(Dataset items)
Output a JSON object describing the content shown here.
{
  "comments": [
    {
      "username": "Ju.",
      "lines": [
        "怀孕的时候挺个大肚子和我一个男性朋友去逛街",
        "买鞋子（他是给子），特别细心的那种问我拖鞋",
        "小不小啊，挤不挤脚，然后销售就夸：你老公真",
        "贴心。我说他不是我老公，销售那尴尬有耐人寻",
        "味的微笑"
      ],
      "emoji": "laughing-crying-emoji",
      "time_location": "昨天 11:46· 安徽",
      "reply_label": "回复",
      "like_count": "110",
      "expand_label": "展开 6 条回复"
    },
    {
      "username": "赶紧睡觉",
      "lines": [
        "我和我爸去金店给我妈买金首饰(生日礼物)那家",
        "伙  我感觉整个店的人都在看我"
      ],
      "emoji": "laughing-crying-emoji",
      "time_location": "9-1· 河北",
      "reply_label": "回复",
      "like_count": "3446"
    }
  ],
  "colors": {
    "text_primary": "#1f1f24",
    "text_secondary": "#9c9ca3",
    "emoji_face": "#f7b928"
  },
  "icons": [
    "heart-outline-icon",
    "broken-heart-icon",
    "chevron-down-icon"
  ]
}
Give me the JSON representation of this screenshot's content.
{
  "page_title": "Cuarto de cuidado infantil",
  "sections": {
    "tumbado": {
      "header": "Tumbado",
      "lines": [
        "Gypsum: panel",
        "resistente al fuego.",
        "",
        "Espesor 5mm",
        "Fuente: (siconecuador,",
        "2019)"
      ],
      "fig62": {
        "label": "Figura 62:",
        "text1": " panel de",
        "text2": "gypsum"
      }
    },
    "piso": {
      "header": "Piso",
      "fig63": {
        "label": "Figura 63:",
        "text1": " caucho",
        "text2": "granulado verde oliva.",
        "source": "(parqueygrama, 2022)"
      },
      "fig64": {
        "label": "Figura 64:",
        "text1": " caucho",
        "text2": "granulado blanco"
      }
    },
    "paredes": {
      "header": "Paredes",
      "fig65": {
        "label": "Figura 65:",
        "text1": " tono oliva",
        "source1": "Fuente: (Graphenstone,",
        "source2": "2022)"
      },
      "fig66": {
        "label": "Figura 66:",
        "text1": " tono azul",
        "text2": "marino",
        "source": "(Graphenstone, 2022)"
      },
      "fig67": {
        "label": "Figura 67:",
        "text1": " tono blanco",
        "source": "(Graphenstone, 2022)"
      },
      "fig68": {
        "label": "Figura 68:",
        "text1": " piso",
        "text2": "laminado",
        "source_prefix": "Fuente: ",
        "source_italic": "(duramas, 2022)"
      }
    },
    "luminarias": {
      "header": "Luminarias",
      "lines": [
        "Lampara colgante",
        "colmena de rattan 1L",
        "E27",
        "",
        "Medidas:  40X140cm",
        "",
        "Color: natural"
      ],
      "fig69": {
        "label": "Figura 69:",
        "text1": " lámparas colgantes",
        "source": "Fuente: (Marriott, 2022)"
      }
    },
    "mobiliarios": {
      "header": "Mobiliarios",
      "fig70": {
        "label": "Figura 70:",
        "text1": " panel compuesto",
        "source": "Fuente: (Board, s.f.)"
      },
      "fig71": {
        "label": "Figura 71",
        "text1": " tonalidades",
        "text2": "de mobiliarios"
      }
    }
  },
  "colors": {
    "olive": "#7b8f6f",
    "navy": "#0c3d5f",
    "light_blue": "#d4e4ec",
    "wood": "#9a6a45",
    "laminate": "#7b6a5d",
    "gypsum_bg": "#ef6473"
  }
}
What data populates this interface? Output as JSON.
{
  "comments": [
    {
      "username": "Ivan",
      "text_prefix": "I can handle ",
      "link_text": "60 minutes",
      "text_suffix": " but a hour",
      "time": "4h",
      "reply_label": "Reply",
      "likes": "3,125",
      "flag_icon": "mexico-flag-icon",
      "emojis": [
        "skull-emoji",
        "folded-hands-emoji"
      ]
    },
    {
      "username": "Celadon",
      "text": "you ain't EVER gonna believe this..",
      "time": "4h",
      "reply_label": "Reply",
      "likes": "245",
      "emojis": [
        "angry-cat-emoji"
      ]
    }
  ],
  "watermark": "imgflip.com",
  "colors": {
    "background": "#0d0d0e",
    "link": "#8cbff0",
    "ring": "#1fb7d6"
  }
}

--- TASK DETAILS ---
Return, word for word, every line from the line with "What data populates" to the final line of the data.

--- EXERCISE RESPONSE ---
What data populates this interface? Output as JSON.
{
  "comments": [
    {
      "username": "Ivan",
      "text_prefix": "I can handle ",
      "link_text": "60 minutes",
      "text_suffix": " but a hour",
      "time": "4h",
      "reply_label": "Reply",
      "likes": "3,125",
      "flag_icon": "mexico-flag-icon",
      "emojis": [
        "skull-emoji",
        "folded-hands-emoji"
      ]
    },
    {
      "username": "Celadon",
      "text": "you ain't EVER gonna believe this..",
      "time": "4h",
      "reply_label": "Reply",
      "likes": "245",
      "emojis": [
        "angry-cat-emoji"
      ]
    }
  ],
  "watermark": "imgflip.com",
  "colors": {
    "background": "#0d0d0e",
    "link": "#8cbff0",
    "ring": "#1fb7d6"
  }
}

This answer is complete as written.